## START

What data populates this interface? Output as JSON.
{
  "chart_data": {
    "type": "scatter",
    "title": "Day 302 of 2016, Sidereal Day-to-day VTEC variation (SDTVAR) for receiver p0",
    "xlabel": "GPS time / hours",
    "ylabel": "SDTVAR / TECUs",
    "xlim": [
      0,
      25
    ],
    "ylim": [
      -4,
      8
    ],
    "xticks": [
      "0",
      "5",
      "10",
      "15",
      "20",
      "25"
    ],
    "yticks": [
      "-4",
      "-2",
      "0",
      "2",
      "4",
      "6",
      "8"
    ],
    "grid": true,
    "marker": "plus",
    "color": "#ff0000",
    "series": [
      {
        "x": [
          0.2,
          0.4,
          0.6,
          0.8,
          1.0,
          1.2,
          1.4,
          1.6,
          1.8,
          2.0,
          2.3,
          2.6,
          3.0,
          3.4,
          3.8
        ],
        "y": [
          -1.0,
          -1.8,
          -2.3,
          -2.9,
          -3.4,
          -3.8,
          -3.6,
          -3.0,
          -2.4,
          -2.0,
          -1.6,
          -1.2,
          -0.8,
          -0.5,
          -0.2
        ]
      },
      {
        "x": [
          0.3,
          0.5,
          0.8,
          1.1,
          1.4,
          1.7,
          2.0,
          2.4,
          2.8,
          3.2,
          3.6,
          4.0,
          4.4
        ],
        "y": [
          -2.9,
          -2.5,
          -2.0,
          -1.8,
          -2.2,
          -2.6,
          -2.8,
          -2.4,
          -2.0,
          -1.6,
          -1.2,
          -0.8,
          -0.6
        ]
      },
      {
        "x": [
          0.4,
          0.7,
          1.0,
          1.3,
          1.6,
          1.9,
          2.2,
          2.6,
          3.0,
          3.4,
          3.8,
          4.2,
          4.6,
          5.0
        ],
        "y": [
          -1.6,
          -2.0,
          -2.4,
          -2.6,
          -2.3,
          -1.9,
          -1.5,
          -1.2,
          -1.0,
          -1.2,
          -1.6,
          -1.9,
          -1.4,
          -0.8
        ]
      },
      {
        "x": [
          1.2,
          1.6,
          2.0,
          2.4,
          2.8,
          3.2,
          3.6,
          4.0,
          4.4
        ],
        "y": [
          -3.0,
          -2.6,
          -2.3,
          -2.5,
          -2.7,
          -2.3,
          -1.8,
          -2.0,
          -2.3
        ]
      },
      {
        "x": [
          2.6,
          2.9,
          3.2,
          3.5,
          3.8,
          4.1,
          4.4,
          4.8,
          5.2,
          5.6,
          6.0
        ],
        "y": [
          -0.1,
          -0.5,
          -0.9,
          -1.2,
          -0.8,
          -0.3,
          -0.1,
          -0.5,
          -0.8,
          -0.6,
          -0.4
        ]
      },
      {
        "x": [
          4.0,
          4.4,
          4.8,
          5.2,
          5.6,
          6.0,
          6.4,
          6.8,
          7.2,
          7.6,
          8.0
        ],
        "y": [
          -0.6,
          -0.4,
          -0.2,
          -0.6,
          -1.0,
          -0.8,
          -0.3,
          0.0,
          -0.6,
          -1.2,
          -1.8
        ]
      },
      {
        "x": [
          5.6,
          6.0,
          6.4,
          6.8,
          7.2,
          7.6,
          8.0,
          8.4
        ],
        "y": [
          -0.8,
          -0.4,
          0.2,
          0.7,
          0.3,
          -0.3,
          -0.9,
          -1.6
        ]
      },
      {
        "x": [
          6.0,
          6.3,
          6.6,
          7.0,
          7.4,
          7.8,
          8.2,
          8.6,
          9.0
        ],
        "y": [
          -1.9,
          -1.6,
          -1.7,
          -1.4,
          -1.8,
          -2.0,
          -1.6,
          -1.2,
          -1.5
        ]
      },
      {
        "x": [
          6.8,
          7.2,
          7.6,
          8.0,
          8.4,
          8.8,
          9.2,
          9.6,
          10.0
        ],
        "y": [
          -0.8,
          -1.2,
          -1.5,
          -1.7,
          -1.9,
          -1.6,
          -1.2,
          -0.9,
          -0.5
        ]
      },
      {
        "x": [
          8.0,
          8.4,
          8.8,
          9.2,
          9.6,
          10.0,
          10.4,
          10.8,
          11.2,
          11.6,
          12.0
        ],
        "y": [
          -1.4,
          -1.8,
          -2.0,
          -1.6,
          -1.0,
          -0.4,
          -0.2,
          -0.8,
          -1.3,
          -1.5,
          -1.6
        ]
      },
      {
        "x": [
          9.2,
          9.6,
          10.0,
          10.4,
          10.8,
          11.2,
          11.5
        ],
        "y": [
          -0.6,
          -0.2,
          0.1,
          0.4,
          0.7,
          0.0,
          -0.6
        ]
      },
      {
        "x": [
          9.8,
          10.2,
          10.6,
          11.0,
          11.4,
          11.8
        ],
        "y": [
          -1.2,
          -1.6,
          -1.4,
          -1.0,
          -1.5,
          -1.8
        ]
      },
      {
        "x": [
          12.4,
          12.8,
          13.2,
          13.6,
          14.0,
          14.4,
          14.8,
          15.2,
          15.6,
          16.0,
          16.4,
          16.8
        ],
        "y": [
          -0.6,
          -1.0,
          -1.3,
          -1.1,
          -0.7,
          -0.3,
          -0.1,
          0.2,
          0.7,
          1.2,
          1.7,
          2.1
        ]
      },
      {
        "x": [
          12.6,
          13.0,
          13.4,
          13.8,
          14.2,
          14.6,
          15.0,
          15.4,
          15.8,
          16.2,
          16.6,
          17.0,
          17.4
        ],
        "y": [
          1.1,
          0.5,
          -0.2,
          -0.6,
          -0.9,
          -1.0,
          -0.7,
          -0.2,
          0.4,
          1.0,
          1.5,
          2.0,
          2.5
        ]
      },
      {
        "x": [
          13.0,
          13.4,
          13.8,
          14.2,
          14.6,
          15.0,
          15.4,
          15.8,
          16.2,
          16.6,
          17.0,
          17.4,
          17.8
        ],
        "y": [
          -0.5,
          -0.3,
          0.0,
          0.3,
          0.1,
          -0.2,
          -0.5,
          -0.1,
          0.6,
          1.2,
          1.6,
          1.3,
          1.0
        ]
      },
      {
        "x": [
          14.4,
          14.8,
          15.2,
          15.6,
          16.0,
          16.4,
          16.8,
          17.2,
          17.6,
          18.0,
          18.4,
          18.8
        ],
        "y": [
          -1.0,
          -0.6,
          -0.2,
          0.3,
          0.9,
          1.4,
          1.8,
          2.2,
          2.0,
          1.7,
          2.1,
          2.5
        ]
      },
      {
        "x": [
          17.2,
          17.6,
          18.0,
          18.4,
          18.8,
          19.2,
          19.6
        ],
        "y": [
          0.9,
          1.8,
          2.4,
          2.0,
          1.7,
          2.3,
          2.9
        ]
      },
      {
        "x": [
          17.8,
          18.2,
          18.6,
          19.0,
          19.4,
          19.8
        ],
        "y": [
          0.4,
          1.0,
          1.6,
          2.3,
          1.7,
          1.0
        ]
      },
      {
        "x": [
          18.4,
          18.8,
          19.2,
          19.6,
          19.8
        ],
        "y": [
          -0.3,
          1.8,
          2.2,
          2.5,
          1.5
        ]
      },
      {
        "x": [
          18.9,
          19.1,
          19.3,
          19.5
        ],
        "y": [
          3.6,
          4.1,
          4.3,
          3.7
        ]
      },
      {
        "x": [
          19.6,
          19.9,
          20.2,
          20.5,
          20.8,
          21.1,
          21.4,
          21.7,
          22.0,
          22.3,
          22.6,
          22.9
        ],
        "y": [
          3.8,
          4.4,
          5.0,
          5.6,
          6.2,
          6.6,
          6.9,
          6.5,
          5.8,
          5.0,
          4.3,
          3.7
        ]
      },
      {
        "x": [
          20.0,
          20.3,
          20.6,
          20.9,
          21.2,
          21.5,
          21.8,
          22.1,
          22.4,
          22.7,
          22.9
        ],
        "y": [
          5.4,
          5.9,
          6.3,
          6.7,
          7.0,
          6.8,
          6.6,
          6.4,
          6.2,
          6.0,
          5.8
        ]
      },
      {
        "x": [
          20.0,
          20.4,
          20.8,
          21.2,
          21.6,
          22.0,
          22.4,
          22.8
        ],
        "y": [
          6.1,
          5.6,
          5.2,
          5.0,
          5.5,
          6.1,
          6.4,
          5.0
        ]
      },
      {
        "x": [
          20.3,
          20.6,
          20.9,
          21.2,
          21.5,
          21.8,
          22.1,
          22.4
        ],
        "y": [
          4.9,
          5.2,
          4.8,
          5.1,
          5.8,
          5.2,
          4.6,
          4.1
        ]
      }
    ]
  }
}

## END

**TASK**
Each line in the data that holds the string "SDTVAR" should be found and copied.

**REPLY**
    "title": "Day 302 of 2016, Sidereal Day-to-day VTEC variation (SDTVAR) for receiver p0",
    "ylabel": "SDTVAR / TECUs",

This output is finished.